### To do
Extract all lines from the data beneath that include the word "phone".

Dataset items:
>>>>>

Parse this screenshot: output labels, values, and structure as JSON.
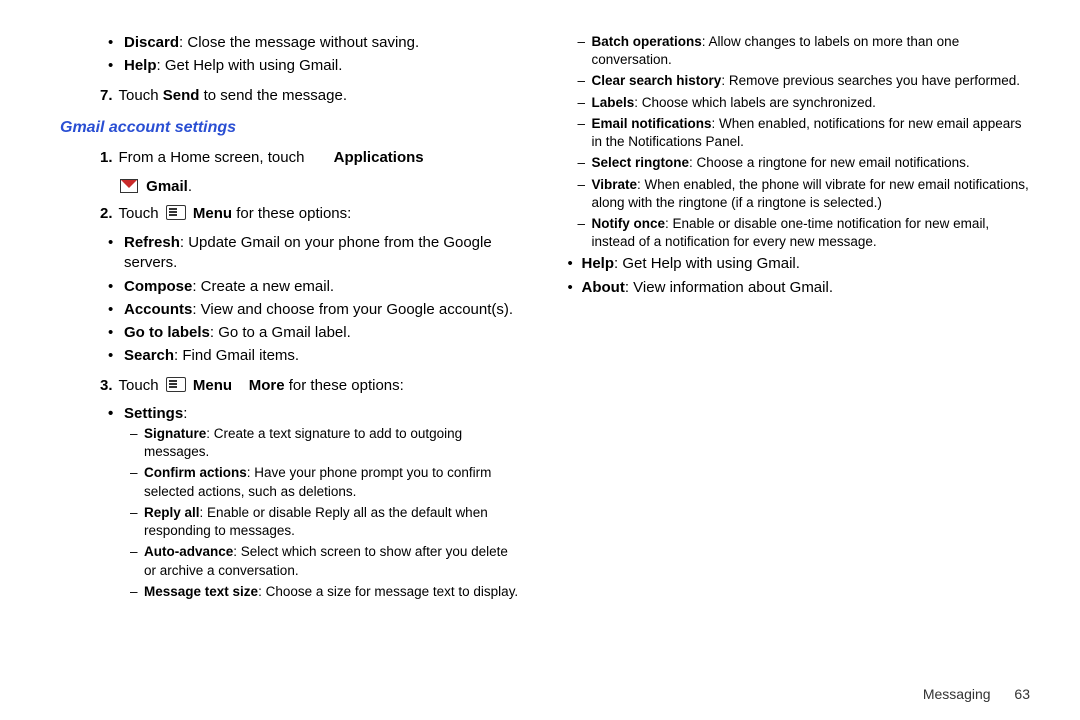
{
  "left": {
    "top_bullets": [
      {
        "b": "Discard",
        "t": ": Close the message without saving."
      },
      {
        "b": "Help",
        "t": ": Get Help with using Gmail."
      }
    ],
    "step7_num": "7.",
    "step7_a": "Touch ",
    "step7_b": "Send",
    "step7_c": " to send the message.",
    "heading": "Gmail account settings",
    "step1_num": "1.",
    "step1_a": "From a Home screen, touch",
    "step1_b": "Applications",
    "step1_gmail": "Gmail",
    "step1_gmail_dot": ".",
    "step2_num": "2.",
    "step2_a": "Touch ",
    "step2_b": "Menu",
    "step2_c": " for these options:",
    "menu_options": [
      {
        "b": "Refresh",
        "t": ": Update Gmail on your phone from the Google servers."
      },
      {
        "b": "Compose",
        "t": ": Create a new email."
      },
      {
        "b": "Accounts",
        "t": ": View and choose from your Google account(s)."
      },
      {
        "b": "Go to labels",
        "t": ": Go to a Gmail label."
      },
      {
        "b": "Search",
        "t": ": Find Gmail items."
      }
    ],
    "step3_num": "3.",
    "step3_a": "Touch ",
    "step3_b": "Menu",
    "step3_arrow": "",
    "step3_c": "More",
    "step3_d": " for these options:",
    "settings_label": "Settings",
    "settings_colon": ":",
    "settings_sub": [
      {
        "b": "Signature",
        "t": ": Create a text signature to add to outgoing messages."
      },
      {
        "b": "Confirm actions",
        "t": ": Have your phone prompt you to confirm selected actions, such as deletions."
      },
      {
        "b": "Reply all",
        "t": ": Enable or disable Reply all as the default when responding to messages."
      },
      {
        "b": "Auto-advance",
        "t": ": Select which screen to show after you delete or archive a conversation."
      },
      {
        "b": "Message text size",
        "t": ": Choose a size for message text to display."
      }
    ]
  },
  "right": {
    "settings_sub_cont": [
      {
        "b": "Batch operations",
        "t": ": Allow changes to labels on more than one conversation."
      },
      {
        "b": "Clear search history",
        "t": ": Remove previous searches you have performed."
      },
      {
        "b": "Labels",
        "t": ": Choose which labels are synchronized."
      },
      {
        "b": "Email notifications",
        "t": ": When enabled, notifications for new email appears in the Notifications Panel."
      },
      {
        "b": "Select ringtone",
        "t": ": Choose a ringtone for new email notifications."
      },
      {
        "b": "Vibrate",
        "t": ": When enabled, the phone will vibrate for new email notifications, along with the ringtone (if a ringtone is selected.)"
      },
      {
        "b": "Notify once",
        "t": ": Enable or disable one-time notification for new email, instead of a notification for every new message."
      }
    ],
    "more_bullets": [
      {
        "b": "Help",
        "t": ": Get Help with using Gmail."
      },
      {
        "b": "About",
        "t": ": View information about Gmail."
      }
    ]
  },
  "footer": {
    "section": "Messaging",
    "page": "63"
  }
}
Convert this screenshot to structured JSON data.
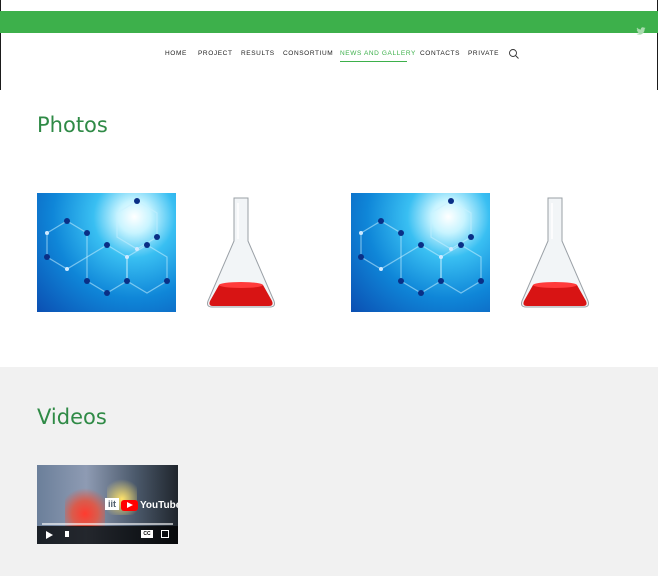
{
  "colors": {
    "brand_green": "#3db04b",
    "title_green": "#2f8a46",
    "nav_text": "#222222",
    "video_bg": "#f1f1f1"
  },
  "topbar": {
    "social_icon": "twitter-icon"
  },
  "nav": {
    "items": [
      "HOME",
      "PROJECT",
      "RESULTS",
      "CONSORTIUM",
      "NEWS AND GALLERY",
      "CONTACTS",
      "PRIVATE"
    ],
    "active": "NEWS AND GALLERY",
    "search_icon": "search-icon"
  },
  "photos": {
    "title": "Photos",
    "images": [
      "molecule-image",
      "flask-image",
      "molecule-image",
      "flask-image"
    ]
  },
  "videos": {
    "title": "Videos",
    "player": {
      "logo_text": "iit",
      "brand": "YouTube",
      "cc": "CC"
    }
  }
}
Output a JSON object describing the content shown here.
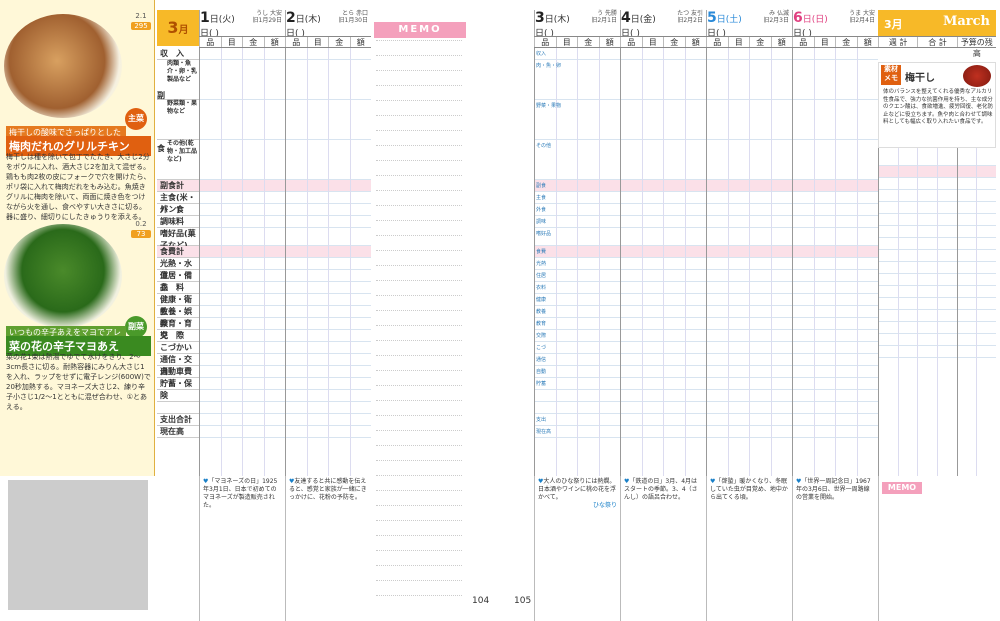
{
  "month": {
    "jp": "3",
    "unit": "月",
    "en": "March"
  },
  "recipes": [
    {
      "kcal_a": "2.1",
      "kcal_b": "295",
      "sub": "梅干しの酸味でさっぱりとした味わい",
      "title": "梅肉だれのグリルチキン",
      "badge": "主菜",
      "text": "梅干しは種を除いて包丁でたたき、大さじ2分をボウルに入れ、酒大さじ2を加えて混ぜる。鶏もも肉2枚の皮にフォークで穴を開けたら、ポリ袋に入れて梅肉だれをもみ込む。魚焼きグリルに梅肉を除いて、両面に焼き色をつけながら火を通し、食べやすい大きさに切る。器に盛り、細切りにしたきゅうりを添える。"
    },
    {
      "kcal_a": "0.2",
      "kcal_b": "73",
      "sub": "いつもの辛子あえをマヨでアレンジ",
      "title": "菜の花の辛子マヨあえ",
      "badge": "副菜",
      "text": "菜の花1束は熱湯でゆでて水けをきり、2～3cm長さに切る。耐熱容器にみりん大さじ1を入れ、ラップをせずに電子レンジ(600W)で20秒加熱する。マヨネーズ大さじ2、練り辛子小さじ1/2～1とともに混ぜ合わせ、①とあえる。"
    }
  ],
  "left_days": [
    {
      "num": "1",
      "dow": "日(火)",
      "sub": "日(  )",
      "rokuyo": "うし 大安",
      "lunar": "旧1月29日"
    },
    {
      "num": "2",
      "dow": "日(木)",
      "sub": "日(  )",
      "rokuyo": "とら 赤口",
      "lunar": "旧1月30日"
    }
  ],
  "right_days": [
    {
      "num": "3",
      "dow": "日(木)",
      "sub": "日(  )",
      "rokuyo": "う 先勝",
      "lunar": "旧2月1日"
    },
    {
      "num": "4",
      "dow": "日(金)",
      "sub": "日(  )",
      "rokuyo": "たつ 友引",
      "lunar": "旧2月2日"
    },
    {
      "num": "5",
      "dow": "日(土)",
      "sub": "日(  )",
      "rokuyo": "み 仏滅",
      "lunar": "旧2月3日"
    },
    {
      "num": "6",
      "dow": "日(日)",
      "sub": "日(  )",
      "rokuyo": "うま 大安",
      "lunar": "旧2月4日"
    }
  ],
  "col_headers": [
    "品",
    "目",
    "金",
    "額"
  ],
  "unit_labels": "千 百 十",
  "summary_headers": [
    "週 計",
    "合 計",
    "予算の残高"
  ],
  "categories": [
    {
      "label": "収　入",
      "pink": false
    },
    {
      "label": "肉類・魚介・卵・乳製品など",
      "pink": false
    },
    {
      "label": "野菜類・果物など",
      "pink": false
    },
    {
      "label": "その他(乾物・加工品など)",
      "pink": false
    },
    {
      "label": "副食計",
      "pink": true
    },
    {
      "label": "主食(米・パン)",
      "pink": false
    },
    {
      "label": "外　食",
      "pink": false
    },
    {
      "label": "調味料",
      "pink": false
    },
    {
      "label": "嗜好品(菓子など)",
      "pink": false
    },
    {
      "label": "食費計",
      "pink": true
    },
    {
      "label": "光熱・水道",
      "pink": false
    },
    {
      "label": "住居・備品",
      "pink": false
    },
    {
      "label": "衣　料",
      "pink": false
    },
    {
      "label": "健康・衛生",
      "pink": false
    },
    {
      "label": "教養・娯楽",
      "pink": false
    },
    {
      "label": "教育・育児",
      "pink": false
    },
    {
      "label": "交　際",
      "pink": false
    },
    {
      "label": "こづかい",
      "pink": false
    },
    {
      "label": "通信・交通",
      "pink": false
    },
    {
      "label": "自動車費",
      "pink": false
    },
    {
      "label": "貯蓄・保険",
      "pink": false
    },
    {
      "label": "",
      "pink": false
    },
    {
      "label": "",
      "pink": false
    },
    {
      "label": "支出合計",
      "pink": false
    },
    {
      "label": "現在高",
      "pink": false
    }
  ],
  "group_label": {
    "a": "副",
    "b": "食"
  },
  "memo_label": "MEMO",
  "memo2_label": "MEMO",
  "pages": {
    "left": "104",
    "right": "105"
  },
  "notes_left": [
    "「マヨネーズの日」1925年3月1日、日本で初めてのマヨネーズが製造販売された。",
    "友達すると共に感動を伝えると、感覚と家族が一緒にきっかけに、花粉の予防を。"
  ],
  "notes_right": [
    "大人のひな祭りには熱燗。日本酒やワインに桃の花を浮かべて。",
    "「鉄道の日」3月、4月はスタートの季節。3、4（さんし）の語呂合わせ。",
    "「啓蟄」暖かくなり、冬眠していた虫が目覚め、地中から出てくる頃。",
    "「世界一周記念日」1967年の3月6日、世界一周路線の営業を開始。"
  ],
  "hina_label": "ひな祭り",
  "sozai": {
    "tag": "素材メモ",
    "title": "梅干し",
    "text": "体のバランスを整えてくれる優秀なアルカリ性食品で、強力な抗菌作用を持ち、主な成分のクエン酸は、食欲増進、疲労回復、老化防止などに役立ちます。魚や肉と合わせて調味料としても幅広く取り入れたい食品です。"
  },
  "right_cat_labels": [
    "収入",
    "肉・魚・卵",
    "野菜・果物",
    "その他",
    "副食",
    "主食",
    "外食",
    "調味",
    "嗜好品",
    "食費",
    "光熱",
    "住居",
    "衣料",
    "健康",
    "教養",
    "教育",
    "交際",
    "こづ",
    "通信",
    "自動",
    "貯蓄",
    "支出",
    "現在高"
  ],
  "colors": {
    "accent": "#f7b928",
    "pink": "#fbe0e8",
    "memo": "#f4a0bc",
    "saturday": "#2a8ad8",
    "sunday": "#e04080"
  }
}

<<<<<

### Answer to the problem
        "t": ": Update Gmail on your phone from the Google servers."
        "t": ": Have your phone prompt you to confirm selected actions, such as deletions."
        "t": ": When enabled, the phone will vibrate for new email notifications, along with the ringtone (if a ringtone is selected.)"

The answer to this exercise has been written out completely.